Data items
━━━━━━

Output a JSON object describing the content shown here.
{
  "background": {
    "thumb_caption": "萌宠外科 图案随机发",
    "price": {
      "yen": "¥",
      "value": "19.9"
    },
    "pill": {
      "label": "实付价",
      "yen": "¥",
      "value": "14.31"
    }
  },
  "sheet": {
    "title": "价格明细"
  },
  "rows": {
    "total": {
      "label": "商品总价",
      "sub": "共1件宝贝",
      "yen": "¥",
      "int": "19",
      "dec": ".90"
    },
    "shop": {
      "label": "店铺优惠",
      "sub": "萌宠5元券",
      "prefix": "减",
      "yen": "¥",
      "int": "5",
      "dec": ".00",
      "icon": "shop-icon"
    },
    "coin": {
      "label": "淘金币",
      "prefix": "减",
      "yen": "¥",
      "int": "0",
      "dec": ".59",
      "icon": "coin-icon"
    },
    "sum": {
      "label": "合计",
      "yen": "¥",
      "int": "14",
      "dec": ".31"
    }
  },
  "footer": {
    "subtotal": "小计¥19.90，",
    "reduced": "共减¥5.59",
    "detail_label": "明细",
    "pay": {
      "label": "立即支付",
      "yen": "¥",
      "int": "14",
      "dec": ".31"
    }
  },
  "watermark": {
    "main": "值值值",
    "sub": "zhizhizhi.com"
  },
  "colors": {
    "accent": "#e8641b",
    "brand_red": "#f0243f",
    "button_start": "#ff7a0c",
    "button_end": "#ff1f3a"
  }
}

━━━━━━

Prompt: Reproduce the full listing exactly.

Exercise solution:
Output a JSON object describing the content shown here.
{
  "background": {
    "thumb_caption": "萌宠外科 图案随机发",
    "price": {
      "yen": "¥",
      "value": "19.9"
    },
    "pill": {
      "label": "实付价",
      "yen": "¥",
      "value": "14.31"
    }
  },
  "sheet": {
    "title": "价格明细"
  },
  "rows": {
    "total": {
      "label": "商品总价",
      "sub": "共1件宝贝",
      "yen": "¥",
      "int": "19",
      "dec": ".90"
    },
    "shop": {
      "label": "店铺优惠",
      "sub": "萌宠5元券",
      "prefix": "减",
      "yen": "¥",
      "int": "5",
      "dec": ".00",
      "icon": "shop-icon"
    },
    "coin": {
      "label": "淘金币",
      "prefix": "减",
      "yen": "¥",
      "int": "0",
      "dec": ".59",
      "icon": "coin-icon"
    },
    "sum": {
      "label": "合计",
      "yen": "¥",
      "int": "14",
      "dec": ".31"
    }
  },
  "footer": {
    "subtotal": "小计¥19.90，",
    "reduced": "共减¥5.59",
    "detail_label": "明细",
    "pay": {
      "label": "立即支付",
      "yen": "¥",
      "int": "14",
      "dec": ".31"
    }
  },
  "watermark": {
    "main": "值值值",
    "sub": "zhizhizhi.com"
  },
  "colors": {
    "accent": "#e8641b",
    "brand_red": "#f0243f",
    "button_start": "#ff7a0c",
    "button_end": "#ff1f3a"
  }
}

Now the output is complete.